◆ Exercise goal: Output the material below in its entirety, exactly as given.

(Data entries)
◆ ◆ ◆ ◆

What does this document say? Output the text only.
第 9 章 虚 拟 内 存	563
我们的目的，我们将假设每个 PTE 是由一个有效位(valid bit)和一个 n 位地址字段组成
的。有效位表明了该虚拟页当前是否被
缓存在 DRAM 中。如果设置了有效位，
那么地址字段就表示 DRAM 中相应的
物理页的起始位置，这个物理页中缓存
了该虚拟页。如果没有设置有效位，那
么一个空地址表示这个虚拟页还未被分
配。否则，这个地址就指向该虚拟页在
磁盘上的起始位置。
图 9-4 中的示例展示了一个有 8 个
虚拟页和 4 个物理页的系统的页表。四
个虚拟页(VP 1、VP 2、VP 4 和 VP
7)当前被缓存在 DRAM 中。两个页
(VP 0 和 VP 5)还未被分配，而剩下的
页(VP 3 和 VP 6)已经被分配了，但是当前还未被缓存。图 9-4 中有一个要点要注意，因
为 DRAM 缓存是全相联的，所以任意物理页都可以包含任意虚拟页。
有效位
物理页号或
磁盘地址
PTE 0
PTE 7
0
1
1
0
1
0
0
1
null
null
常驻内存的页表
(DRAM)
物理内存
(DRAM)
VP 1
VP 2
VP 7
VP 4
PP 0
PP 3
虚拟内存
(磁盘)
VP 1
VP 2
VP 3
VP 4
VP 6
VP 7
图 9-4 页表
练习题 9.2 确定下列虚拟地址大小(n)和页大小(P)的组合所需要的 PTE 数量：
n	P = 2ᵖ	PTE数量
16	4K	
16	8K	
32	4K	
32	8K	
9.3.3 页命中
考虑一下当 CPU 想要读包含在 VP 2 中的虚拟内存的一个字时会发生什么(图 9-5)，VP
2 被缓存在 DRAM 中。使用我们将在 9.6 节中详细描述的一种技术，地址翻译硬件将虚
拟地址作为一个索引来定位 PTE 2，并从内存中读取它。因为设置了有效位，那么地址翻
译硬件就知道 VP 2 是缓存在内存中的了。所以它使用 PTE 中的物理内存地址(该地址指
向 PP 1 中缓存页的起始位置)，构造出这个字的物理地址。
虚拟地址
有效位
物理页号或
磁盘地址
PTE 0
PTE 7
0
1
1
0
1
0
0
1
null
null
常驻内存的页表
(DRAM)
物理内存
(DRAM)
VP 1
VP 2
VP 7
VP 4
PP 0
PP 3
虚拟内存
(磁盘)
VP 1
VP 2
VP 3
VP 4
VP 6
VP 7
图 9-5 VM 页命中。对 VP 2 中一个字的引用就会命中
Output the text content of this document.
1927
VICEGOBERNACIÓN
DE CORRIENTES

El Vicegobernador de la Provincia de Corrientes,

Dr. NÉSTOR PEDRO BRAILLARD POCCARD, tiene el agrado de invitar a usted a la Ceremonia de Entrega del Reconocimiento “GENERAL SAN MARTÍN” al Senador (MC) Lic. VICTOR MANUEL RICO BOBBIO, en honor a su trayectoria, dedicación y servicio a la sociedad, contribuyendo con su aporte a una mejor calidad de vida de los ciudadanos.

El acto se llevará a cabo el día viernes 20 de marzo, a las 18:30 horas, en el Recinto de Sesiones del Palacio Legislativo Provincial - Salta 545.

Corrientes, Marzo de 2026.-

◆ ◆ ◆ ◆

◆ Expected answer:
What does this document say? Output the text only.
第 9 章 虚 拟 内 存	563
我们的目的，我们将假设每个 PTE 是由一个有效位(valid bit)和一个 n 位地址字段组成
的。有效位表明了该虚拟页当前是否被
缓存在 DRAM 中。如果设置了有效位，
那么地址字段就表示 DRAM 中相应的
物理页的起始位置，这个物理页中缓存
了该虚拟页。如果没有设置有效位，那
么一个空地址表示这个虚拟页还未被分
配。否则，这个地址就指向该虚拟页在
磁盘上的起始位置。
图 9-4 中的示例展示了一个有 8 个
虚拟页和 4 个物理页的系统的页表。四
个虚拟页(VP 1、VP 2、VP 4 和 VP
7)当前被缓存在 DRAM 中。两个页
(VP 0 和 VP 5)还未被分配，而剩下的
页(VP 3 和 VP 6)已经被分配了，但是当前还未被缓存。图 9-4 中有一个要点要注意，因
为 DRAM 缓存是全相联的，所以任意物理页都可以包含任意虚拟页。
有效位
物理页号或
磁盘地址
PTE 0
PTE 7
0
1
1
0
1
0
0
1
null
null
常驻内存的页表
(DRAM)
物理内存
(DRAM)
VP 1
VP 2
VP 7
VP 4
PP 0
PP 3
虚拟内存
(磁盘)
VP 1
VP 2
VP 3
VP 4
VP 6
VP 7
图 9-4 页表
练习题 9.2 确定下列虚拟地址大小(n)和页大小(P)的组合所需要的 PTE 数量：
n	P = 2ᵖ	PTE数量
16	4K	
16	8K	
32	4K	
32	8K	
9.3.3 页命中
考虑一下当 CPU 想要读包含在 VP 2 中的虚拟内存的一个字时会发生什么(图 9-5)，VP
2 被缓存在 DRAM 中。使用我们将在 9.6 节中详细描述的一种技术，地址翻译硬件将虚
拟地址作为一个索引来定位 PTE 2，并从内存中读取它。因为设置了有效位，那么地址翻
译硬件就知道 VP 2 是缓存在内存中的了。所以它使用 PTE 中的物理内存地址(该地址指
向 PP 1 中缓存页的起始位置)，构造出这个字的物理地址。
虚拟地址
有效位
物理页号或
磁盘地址
PTE 0
PTE 7
0
1
1
0
1
0
0
1
null
null
常驻内存的页表
(DRAM)
物理内存
(DRAM)
VP 1
VP 2
VP 7
VP 4
PP 0
PP 3
虚拟内存
(磁盘)
VP 1
VP 2
VP 3
VP 4
VP 6
VP 7
图 9-5 VM 页命中。对 VP 2 中一个字的引用就会命中
Output the text content of this document.
1927
VICEGOBERNACIÓN
DE CORRIENTES

El Vicegobernador de la Provincia de Corrientes,

Dr. NÉSTOR PEDRO BRAILLARD POCCARD, tiene el agrado de invitar a usted a la Ceremonia de Entrega del Reconocimiento “GENERAL SAN MARTÍN” al Senador (MC) Lic. VICTOR MANUEL RICO BOBBIO, en honor a su trayectoria, dedicación y servicio a la sociedad, contribuyendo con su aporte a una mejor calidad de vida de los ciudadanos.

El acto se llevará a cabo el día viernes 20 de marzo, a las 18:30 horas, en el Recinto de Sesiones del Palacio Legislativo Provincial - Salta 545.

Corrientes, Marzo de 2026.-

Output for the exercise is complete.